◆ Provided records:
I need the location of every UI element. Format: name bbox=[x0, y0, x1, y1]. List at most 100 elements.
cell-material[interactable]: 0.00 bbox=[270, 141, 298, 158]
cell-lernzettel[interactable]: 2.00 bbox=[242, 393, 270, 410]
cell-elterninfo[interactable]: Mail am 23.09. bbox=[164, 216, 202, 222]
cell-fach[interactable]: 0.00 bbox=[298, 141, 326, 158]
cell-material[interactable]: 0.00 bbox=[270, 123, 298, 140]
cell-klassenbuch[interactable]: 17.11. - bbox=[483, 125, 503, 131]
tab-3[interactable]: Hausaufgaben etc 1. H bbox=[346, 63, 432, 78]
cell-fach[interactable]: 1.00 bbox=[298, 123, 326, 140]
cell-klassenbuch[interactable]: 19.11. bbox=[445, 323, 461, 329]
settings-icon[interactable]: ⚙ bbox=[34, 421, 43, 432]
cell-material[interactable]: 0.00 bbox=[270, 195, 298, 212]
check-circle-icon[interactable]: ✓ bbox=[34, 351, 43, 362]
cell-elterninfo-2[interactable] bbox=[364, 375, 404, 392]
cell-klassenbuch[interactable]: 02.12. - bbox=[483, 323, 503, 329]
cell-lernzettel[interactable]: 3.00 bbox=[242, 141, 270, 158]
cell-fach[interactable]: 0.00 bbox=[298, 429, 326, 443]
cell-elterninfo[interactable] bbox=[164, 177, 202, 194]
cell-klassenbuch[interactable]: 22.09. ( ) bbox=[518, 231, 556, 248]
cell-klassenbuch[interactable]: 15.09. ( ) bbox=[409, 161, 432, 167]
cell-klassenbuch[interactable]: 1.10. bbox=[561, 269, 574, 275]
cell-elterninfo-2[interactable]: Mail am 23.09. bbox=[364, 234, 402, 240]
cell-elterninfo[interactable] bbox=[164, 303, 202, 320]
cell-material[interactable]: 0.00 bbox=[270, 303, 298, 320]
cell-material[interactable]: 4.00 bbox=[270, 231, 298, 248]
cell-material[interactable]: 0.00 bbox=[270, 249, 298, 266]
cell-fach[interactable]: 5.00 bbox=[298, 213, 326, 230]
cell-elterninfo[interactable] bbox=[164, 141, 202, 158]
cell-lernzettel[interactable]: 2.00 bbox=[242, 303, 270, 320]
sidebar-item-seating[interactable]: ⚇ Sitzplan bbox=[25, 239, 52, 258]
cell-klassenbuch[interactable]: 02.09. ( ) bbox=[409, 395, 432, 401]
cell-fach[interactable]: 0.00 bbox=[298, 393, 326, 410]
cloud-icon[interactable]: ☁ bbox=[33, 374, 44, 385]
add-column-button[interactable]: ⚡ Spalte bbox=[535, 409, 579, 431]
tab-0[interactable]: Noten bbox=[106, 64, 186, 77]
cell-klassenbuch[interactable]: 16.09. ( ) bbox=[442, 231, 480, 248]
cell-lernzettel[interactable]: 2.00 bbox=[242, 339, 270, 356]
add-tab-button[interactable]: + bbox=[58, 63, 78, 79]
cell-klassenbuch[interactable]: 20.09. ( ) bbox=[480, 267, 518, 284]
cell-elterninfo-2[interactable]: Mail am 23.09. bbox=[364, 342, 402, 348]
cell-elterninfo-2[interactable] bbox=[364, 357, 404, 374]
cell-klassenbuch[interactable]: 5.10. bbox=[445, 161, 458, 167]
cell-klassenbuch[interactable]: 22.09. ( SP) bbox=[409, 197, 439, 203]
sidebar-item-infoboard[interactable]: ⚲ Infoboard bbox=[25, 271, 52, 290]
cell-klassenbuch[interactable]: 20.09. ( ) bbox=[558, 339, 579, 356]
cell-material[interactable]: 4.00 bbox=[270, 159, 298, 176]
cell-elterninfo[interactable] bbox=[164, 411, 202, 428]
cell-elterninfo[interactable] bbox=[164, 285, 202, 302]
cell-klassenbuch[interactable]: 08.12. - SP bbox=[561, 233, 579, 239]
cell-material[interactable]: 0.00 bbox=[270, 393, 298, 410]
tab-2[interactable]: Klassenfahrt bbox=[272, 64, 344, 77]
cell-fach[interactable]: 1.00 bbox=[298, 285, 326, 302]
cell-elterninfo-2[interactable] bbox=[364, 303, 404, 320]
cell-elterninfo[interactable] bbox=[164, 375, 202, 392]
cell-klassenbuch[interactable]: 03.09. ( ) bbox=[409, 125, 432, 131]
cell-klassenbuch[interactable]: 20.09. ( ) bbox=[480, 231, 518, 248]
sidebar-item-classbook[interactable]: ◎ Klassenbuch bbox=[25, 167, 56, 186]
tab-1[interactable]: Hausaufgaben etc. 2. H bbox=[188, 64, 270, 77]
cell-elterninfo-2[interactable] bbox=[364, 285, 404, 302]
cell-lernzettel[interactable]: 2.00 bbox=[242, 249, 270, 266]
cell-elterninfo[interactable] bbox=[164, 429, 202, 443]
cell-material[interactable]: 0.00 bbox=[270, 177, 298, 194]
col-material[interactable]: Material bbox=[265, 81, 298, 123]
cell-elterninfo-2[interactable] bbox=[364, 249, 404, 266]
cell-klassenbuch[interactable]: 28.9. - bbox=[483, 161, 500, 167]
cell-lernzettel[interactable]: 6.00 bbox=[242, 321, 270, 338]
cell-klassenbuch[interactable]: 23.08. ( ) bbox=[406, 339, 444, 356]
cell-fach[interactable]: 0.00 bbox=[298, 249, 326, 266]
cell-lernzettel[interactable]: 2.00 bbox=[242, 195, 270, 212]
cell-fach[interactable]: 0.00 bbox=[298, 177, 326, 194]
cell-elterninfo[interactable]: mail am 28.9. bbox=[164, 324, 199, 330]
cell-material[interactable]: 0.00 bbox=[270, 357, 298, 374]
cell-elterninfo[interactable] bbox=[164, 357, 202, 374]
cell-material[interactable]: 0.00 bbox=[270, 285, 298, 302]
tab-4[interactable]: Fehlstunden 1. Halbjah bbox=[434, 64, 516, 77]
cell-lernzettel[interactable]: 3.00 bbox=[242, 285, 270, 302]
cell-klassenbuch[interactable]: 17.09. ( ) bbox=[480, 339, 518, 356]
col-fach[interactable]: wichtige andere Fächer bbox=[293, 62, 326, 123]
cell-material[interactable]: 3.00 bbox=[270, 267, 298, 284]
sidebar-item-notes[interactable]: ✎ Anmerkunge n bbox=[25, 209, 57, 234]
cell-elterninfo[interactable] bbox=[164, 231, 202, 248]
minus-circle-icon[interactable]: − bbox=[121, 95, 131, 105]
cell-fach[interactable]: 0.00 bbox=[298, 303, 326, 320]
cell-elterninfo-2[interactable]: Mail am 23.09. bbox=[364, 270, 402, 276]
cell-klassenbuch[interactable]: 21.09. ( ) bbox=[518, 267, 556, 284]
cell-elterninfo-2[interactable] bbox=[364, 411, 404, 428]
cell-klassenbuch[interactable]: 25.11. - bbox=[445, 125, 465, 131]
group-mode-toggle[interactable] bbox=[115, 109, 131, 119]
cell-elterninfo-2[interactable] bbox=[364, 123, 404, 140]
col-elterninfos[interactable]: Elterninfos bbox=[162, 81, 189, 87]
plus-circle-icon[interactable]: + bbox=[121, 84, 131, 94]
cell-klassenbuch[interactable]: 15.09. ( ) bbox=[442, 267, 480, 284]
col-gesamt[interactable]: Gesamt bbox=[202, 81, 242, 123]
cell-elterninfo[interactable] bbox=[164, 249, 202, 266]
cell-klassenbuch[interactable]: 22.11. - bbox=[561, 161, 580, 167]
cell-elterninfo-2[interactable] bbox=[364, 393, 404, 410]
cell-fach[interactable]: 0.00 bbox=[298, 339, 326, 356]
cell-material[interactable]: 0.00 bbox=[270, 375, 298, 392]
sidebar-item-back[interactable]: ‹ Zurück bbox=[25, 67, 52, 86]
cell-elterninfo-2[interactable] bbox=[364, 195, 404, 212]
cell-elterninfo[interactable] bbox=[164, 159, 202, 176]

◆ What the exercise asks: Edit the stretch of entries from the very first one through the line containing "cell-klassenbuch[interactable]: 19.11. bbox=[445, 323, 461, 329]", replacing "location" with "position" and leaving everything else unchanged.

◆ Answer:
I need the position of every UI element. Format: name bbox=[x0, y0, x1, y1]. List at most 100 elements.
cell-material[interactable]: 0.00 bbox=[270, 141, 298, 158]
cell-lernzettel[interactable]: 2.00 bbox=[242, 393, 270, 410]
cell-elterninfo[interactable]: Mail am 23.09. bbox=[164, 216, 202, 222]
cell-fach[interactable]: 0.00 bbox=[298, 141, 326, 158]
cell-material[interactable]: 0.00 bbox=[270, 123, 298, 140]
cell-klassenbuch[interactable]: 17.11. - bbox=[483, 125, 503, 131]
tab-3[interactable]: Hausaufgaben etc 1. H bbox=[346, 63, 432, 78]
cell-fach[interactable]: 1.00 bbox=[298, 123, 326, 140]
cell-klassenbuch[interactable]: 19.11. bbox=[445, 323, 461, 329]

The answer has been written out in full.